§ **CONSIGNES**:
(1) Recopiez fidèlement le passage du texte sur la liberté d'expression, la laïcité et le terrorisme qui va de "Liberté d’expression, laïcité" jusqu'à "dans les Yvelines.".
(2) Poursuivez le texte sur la liberté d'expression, la laïcité et le terrorisme à partir de sa dernière phrase.

§ **TEXTE EXTRAIT**:
<<<<

Liberté d’expression, laïcité et terrorisme

Vendredi 17 octobre 2020, un professeur d’histoire a été assassiné dans un collège de Conflans-Sainte-Honorine, dans les Yvelines. 

Samuel Paty, 47 ans a été décapité par un terroriste russe tchétchène,Abdouallakh Anzorov, âgé de 18 ans, après avoir montré à sa classe des caricatures du prophète Mahomet dans le cadre d’un cours sur la liberté d’expression en France.

Un acte de terreur qui relance des débats républicains sensibles dans l’espace public. 

Lors du procès en cours des attentats de Charlie Hebdo de janvier 2015, un hommage a été rendu par le président Régis de Jorna à ce professeur “mort du seul fait d’avoir transmis à ses élèves ce que représentait la liberté de pensée et la liberté d’expression”,

Des principes définis dans la Constitution de 1789 comme l’ «un des droits les plus précieux de l’homme : tout citoyen peut donc parler, écrire, imprimer librement, sauf à répondre à l’abus de cette liberté dans les cas déterminés par la Loi ».

Un rassemblement d’hommage a également envahi la place de la République à Paris où des milliers d’anonymes brandissaient des pancartes avec des unes de Charlie Hebdo et des caricatures. Une minute de silence et le chant de la Marseillaise ont célébré l’union et la solidarité républicaine des manifestants.

Les représentants de nombreux courants ainsi que le premier ministre Jean Castex étaient présents parmi la foule. Seuls les représentants du Rassemblement National étaient absents, et pour cause : ceux-ci considèrent que la “politique de la bougie” doit prendre fin et que le temps de l’action est venu. Au slogan espagnol « Ils ne passeront pas ! » repris par Emmanuel Macron, Marine Le Pen rétorque « Ils sont déjà là, jusque dans nos écoles!». 

Elle quiavait d’ailleurs personnellement remis le 6 octobre ses recommandations de lutte contre le terrorisme (instauration d’un roman national, l’arrêt de l’immigration, l’interdiction du salafisme, etc.) au ministre de l’Intérieur Jean Darmanin.

Ce dernier a par ailleurs demandé la fermeture de la mosquée de Pantin, qui avait diffusé sur sa page Facebook une vidéo dénonçant les cours de Samuel Paty et l’adresse du collège où il enseignait, ravivant ainsi la polémique autour de la laïcité.

>>>>

§ **DONNÉES FOURNIES**:

<<<<

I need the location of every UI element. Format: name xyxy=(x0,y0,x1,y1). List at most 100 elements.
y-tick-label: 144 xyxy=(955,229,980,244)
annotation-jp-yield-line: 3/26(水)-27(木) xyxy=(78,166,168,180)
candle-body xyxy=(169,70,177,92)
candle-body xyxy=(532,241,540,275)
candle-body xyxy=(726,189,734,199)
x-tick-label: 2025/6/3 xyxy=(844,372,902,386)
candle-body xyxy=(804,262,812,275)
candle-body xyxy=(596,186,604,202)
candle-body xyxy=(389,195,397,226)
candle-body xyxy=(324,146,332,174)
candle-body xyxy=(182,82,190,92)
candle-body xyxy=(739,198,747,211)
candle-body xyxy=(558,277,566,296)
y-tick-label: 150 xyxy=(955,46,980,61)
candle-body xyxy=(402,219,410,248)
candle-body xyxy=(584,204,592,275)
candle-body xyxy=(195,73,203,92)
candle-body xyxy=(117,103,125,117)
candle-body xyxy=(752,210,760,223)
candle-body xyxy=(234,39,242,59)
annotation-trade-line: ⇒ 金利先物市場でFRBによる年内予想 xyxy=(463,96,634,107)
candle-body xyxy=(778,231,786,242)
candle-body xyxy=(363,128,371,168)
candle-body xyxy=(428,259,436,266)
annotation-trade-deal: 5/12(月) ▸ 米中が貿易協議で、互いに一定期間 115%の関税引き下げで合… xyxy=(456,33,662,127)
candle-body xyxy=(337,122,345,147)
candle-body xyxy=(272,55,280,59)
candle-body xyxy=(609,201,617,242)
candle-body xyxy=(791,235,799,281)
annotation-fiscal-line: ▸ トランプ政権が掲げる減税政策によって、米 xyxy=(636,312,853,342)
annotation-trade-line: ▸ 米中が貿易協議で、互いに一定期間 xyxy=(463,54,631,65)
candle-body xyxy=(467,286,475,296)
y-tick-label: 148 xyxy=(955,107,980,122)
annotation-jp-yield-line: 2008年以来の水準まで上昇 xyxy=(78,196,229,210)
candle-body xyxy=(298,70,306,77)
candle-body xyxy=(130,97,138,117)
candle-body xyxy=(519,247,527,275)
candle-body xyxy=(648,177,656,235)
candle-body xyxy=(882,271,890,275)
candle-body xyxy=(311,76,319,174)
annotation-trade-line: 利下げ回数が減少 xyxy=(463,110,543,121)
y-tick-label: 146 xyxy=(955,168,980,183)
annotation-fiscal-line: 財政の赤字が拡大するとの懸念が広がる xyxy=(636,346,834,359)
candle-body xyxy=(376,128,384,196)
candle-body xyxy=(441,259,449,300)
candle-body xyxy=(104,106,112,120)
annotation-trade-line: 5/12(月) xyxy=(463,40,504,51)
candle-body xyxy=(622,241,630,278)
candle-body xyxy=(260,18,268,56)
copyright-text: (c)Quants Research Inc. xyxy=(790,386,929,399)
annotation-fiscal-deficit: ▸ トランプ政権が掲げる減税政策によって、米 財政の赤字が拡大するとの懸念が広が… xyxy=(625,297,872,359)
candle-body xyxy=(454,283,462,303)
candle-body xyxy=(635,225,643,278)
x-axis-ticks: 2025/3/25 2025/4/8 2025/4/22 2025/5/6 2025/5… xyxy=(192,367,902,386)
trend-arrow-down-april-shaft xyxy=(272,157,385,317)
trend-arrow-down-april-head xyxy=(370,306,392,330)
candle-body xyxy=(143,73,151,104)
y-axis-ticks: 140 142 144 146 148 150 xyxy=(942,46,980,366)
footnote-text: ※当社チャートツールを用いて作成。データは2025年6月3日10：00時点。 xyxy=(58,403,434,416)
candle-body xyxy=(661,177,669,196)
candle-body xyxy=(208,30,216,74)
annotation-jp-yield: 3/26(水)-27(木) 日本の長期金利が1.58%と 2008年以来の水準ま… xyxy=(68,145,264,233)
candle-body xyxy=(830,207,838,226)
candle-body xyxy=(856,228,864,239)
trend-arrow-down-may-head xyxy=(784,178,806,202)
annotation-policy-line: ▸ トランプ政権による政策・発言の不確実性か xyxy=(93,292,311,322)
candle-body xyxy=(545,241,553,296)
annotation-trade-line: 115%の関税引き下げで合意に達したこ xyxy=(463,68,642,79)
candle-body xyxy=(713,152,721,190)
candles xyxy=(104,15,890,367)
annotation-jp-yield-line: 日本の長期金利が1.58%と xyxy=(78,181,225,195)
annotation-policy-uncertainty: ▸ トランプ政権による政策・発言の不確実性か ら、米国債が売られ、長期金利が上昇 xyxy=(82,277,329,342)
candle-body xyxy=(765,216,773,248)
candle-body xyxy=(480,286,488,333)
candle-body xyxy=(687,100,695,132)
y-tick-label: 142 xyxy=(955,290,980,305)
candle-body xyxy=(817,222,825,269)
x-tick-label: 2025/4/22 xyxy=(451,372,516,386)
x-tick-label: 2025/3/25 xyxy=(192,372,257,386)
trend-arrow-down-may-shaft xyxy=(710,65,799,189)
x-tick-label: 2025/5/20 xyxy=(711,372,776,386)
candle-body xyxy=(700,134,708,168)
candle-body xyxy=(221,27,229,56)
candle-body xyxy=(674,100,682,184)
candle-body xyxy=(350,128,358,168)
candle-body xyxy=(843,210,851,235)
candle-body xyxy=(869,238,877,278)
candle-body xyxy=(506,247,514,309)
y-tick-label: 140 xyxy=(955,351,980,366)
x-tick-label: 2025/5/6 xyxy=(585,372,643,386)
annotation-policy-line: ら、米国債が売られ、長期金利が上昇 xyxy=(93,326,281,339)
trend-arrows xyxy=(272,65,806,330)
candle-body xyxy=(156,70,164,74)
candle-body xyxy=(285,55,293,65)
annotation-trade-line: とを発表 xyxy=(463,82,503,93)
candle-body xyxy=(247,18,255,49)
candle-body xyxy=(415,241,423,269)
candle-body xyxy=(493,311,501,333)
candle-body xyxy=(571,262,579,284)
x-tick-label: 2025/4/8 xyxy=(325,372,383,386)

>>>>

§ **RÉSULTATS**:
(1)
Liberté d’expression, laïcité et terrorisme

Vendredi 17 octobre 2020, un professeur d’histoire a été assassiné dans un collège de Conflans-Sainte-Honorine, dans les Yvelines.

(2)
Le responsable de cette mosquée M’hammed Henniche a déploré : “Il y a une certaine tension, donc l’exécutif est dans une position où il faut qu’il fasse des gestes forts, c’est un geste pour absorber l’émotion, pour réagir”. 

Un geste ressenti par les fidèles de cette mosquée comme une forme de discrimination, contraire à la définition de laïcité inscrite dans la Constitution stipulant : « La France est une République indivisible, laïque, démocratique et sociale. Elle assure l’égalité devant la loi de tous les citoyens sans distinction d’origine, de race ou de religion. Elle respecte toutes les croyances ». (Article 1er)

Cependant, le rôle des réseaux sociaux est largement questionné par cette affaire. La ministre déléguée à la citoyenneté Marlène Schiappa a convoqué les patrons français de Facebook, Instagram, Snapchat et Twitter afin de déterminer la responsabilité de ces plateformes dans le relai de vidéos montrant le crime commis contre Samuel Paty, soit des actes de cyberterrorisme. Son projet consiste à mettre en place un « groupe de contact permanant » permettant à ces groupes de coopérer avec le gouvernement dans la détection des contenus haineux et de propagande terroriste. 

Pharos, la plateforme gouvernementale dont le but est celui-ci, a identifié 80 messages qui soutiennent l’action de l’agresseur. Ces personnes vont toutes être mises en examen, en plus des 15 suspects de l’affaire qui ont déjà été interrogés. 

Les propositions d’actions concrètes contre le séparatisme islamiste sont donc nombreuses, et les réponses attendues seront données après et non pas pendant l’hommage national, un temps de recueillement qui sera rendu par le président Macron le mercredi 21 octobre 2020 à la Sorbonne, « lieu symbolique des Lumières, tribune pour l’expression de la liberté de conscience et de pensée, des idées et donc du progrès ».